Work to complete: Output all records precisely as written.

Records for the exercise:
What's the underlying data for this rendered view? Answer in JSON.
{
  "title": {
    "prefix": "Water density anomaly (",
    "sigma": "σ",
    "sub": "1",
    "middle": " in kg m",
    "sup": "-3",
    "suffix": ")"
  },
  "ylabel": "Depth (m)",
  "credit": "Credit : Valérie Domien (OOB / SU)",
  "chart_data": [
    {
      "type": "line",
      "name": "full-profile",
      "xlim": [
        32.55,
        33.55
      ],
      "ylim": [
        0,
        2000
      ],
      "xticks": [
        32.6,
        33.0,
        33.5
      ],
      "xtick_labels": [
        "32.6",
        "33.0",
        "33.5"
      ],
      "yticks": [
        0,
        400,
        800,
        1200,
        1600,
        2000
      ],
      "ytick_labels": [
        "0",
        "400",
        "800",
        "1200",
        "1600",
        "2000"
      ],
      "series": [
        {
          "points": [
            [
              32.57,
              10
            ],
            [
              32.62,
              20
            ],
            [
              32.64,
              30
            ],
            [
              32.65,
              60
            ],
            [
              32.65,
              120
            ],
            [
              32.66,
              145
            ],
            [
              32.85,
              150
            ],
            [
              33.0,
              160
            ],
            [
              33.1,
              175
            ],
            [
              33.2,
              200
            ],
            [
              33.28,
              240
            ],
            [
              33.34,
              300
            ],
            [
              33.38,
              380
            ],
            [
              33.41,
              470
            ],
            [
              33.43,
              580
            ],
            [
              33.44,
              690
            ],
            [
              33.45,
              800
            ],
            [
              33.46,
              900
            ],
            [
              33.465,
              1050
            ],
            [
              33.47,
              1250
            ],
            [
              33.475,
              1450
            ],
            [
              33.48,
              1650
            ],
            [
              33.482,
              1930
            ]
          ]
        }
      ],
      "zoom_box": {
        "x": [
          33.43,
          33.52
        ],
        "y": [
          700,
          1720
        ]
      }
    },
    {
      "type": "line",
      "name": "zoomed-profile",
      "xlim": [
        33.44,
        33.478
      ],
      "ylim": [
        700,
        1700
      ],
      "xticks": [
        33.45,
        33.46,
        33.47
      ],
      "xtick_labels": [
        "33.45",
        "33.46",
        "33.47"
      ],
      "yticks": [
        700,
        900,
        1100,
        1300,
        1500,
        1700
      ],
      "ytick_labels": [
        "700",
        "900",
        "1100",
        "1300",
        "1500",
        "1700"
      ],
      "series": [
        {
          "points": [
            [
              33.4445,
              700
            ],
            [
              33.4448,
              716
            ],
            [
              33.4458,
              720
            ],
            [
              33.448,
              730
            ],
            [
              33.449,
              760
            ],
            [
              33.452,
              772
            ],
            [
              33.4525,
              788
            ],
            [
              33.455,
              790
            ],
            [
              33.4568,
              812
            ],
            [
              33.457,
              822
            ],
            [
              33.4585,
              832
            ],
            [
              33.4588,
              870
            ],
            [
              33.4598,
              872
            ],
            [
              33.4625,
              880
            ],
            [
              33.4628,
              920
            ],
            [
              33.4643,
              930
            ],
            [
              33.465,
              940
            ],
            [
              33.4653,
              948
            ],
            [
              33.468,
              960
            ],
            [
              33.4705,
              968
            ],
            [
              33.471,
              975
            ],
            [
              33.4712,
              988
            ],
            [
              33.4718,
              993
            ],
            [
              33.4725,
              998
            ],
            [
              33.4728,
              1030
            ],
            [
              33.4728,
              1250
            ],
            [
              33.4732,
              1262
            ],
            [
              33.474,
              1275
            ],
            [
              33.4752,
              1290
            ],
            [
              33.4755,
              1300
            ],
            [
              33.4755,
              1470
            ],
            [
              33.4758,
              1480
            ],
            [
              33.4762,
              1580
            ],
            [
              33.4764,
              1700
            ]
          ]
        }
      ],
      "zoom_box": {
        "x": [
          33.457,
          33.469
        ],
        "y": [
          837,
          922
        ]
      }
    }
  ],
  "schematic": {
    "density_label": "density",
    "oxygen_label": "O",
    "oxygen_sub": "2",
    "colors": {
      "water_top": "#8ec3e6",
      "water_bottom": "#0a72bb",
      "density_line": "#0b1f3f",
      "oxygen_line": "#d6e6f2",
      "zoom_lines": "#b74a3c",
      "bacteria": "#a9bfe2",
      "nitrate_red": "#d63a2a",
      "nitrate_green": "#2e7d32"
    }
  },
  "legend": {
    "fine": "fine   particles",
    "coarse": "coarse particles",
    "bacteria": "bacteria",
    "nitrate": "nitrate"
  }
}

Answer area:
What's the underlying data for this rendered view? Answer in JSON.
{
  "title": {
    "prefix": "Water density anomaly (",
    "sigma": "σ",
    "sub": "1",
    "middle": " in kg m",
    "sup": "-3",
    "suffix": ")"
  },
  "ylabel": "Depth (m)",
  "credit": "Credit : Valérie Domien (OOB / SU)",
  "chart_data": [
    {
      "type": "line",
      "name": "full-profile",
      "xlim": [
        32.55,
        33.55
      ],
      "ylim": [
        0,
        2000
      ],
      "xticks": [
        32.6,
        33.0,
        33.5
      ],
      "xtick_labels": [
        "32.6",
        "33.0",
        "33.5"
      ],
      "yticks": [
        0,
        400,
        800,
        1200,
        1600,
        2000
      ],
      "ytick_labels": [
        "0",
        "400",
        "800",
        "1200",
        "1600",
        "2000"
      ],
      "series": [
        {
          "points": [
            [
              32.57,
              10
            ],
            [
              32.62,
              20
            ],
            [
              32.64,
              30
            ],
            [
              32.65,
              60
            ],
            [
              32.65,
              120
            ],
            [
              32.66,
              145
            ],
            [
              32.85,
              150
            ],
            [
              33.0,
              160
            ],
            [
              33.1,
              175
            ],
            [
              33.2,
              200
            ],
            [
              33.28,
              240
            ],
            [
              33.34,
              300
            ],
            [
              33.38,
              380
            ],
            [
              33.41,
              470
            ],
            [
              33.43,
              580
            ],
            [
              33.44,
              690
            ],
            [
              33.45,
              800
            ],
            [
              33.46,
              900
            ],
            [
              33.465,
              1050
            ],
            [
              33.47,
              1250
            ],
            [
              33.475,
              1450
            ],
            [
              33.48,
              1650
            ],
            [
              33.482,
              1930
            ]
          ]
        }
      ],
      "zoom_box": {
        "x": [
          33.43,
          33.52
        ],
        "y": [
          700,
          1720
        ]
      }
    },
    {
      "type": "line",
      "name": "zoomed-profile",
      "xlim": [
        33.44,
        33.478
      ],
      "ylim": [
        700,
        1700
      ],
      "xticks": [
        33.45,
        33.46,
        33.47
      ],
      "xtick_labels": [
        "33.45",
        "33.46",
        "33.47"
      ],
      "yticks": [
        700,
        900,
        1100,
        1300,
        1500,
        1700
      ],
      "ytick_labels": [
        "700",
        "900",
        "1100",
        "1300",
        "1500",
        "1700"
      ],
      "series": [
        {
          "points": [
            [
              33.4445,
              700
            ],
            [
              33.4448,
              716
            ],
            [
              33.4458,
              720
            ],
            [
              33.448,
              730
            ],
            [
              33.449,
              760
            ],
            [
              33.452,
              772
            ],
            [
              33.4525,
              788
            ],
            [
              33.455,
              790
            ],
            [
              33.4568,
              812
            ],
            [
              33.457,
              822
            ],
            [
              33.4585,
              832
            ],
            [
              33.4588,
              870
            ],
            [
              33.4598,
              872
            ],
            [
              33.4625,
              880
            ],
            [
              33.4628,
              920
            ],
            [
              33.4643,
              930
            ],
            [
              33.465,
              940
            ],
            [
              33.4653,
              948
            ],
            [
              33.468,
              960
            ],
            [
              33.4705,
              968
            ],
            [
              33.471,
              975
            ],
            [
              33.4712,
              988
            ],
            [
              33.4718,
              993
            ],
            [
              33.4725,
              998
            ],
            [
              33.4728,
              1030
            ],
            [
              33.4728,
              1250
            ],
            [
              33.4732,
              1262
            ],
            [
              33.474,
              1275
            ],
            [
              33.4752,
              1290
            ],
            [
              33.4755,
              1300
            ],
            [
              33.4755,
              1470
            ],
            [
              33.4758,
              1480
            ],
            [
              33.4762,
              1580
            ],
            [
              33.4764,
              1700
            ]
          ]
        }
      ],
      "zoom_box": {
        "x": [
          33.457,
          33.469
        ],
        "y": [
          837,
          922
        ]
      }
    }
  ],
  "schematic": {
    "density_label": "density",
    "oxygen_label": "O",
    "oxygen_sub": "2",
    "colors": {
      "water_top": "#8ec3e6",
      "water_bottom": "#0a72bb",
      "density_line": "#0b1f3f",
      "oxygen_line": "#d6e6f2",
      "zoom_lines": "#b74a3c",
      "bacteria": "#a9bfe2",
      "nitrate_red": "#d63a2a",
      "nitrate_green": "#2e7d32"
    }
  },
  "legend": {
    "fine": "fine   particles",
    "coarse": "coarse particles",
    "bacteria": "bacteria",
    "nitrate": "nitrate"
  }
}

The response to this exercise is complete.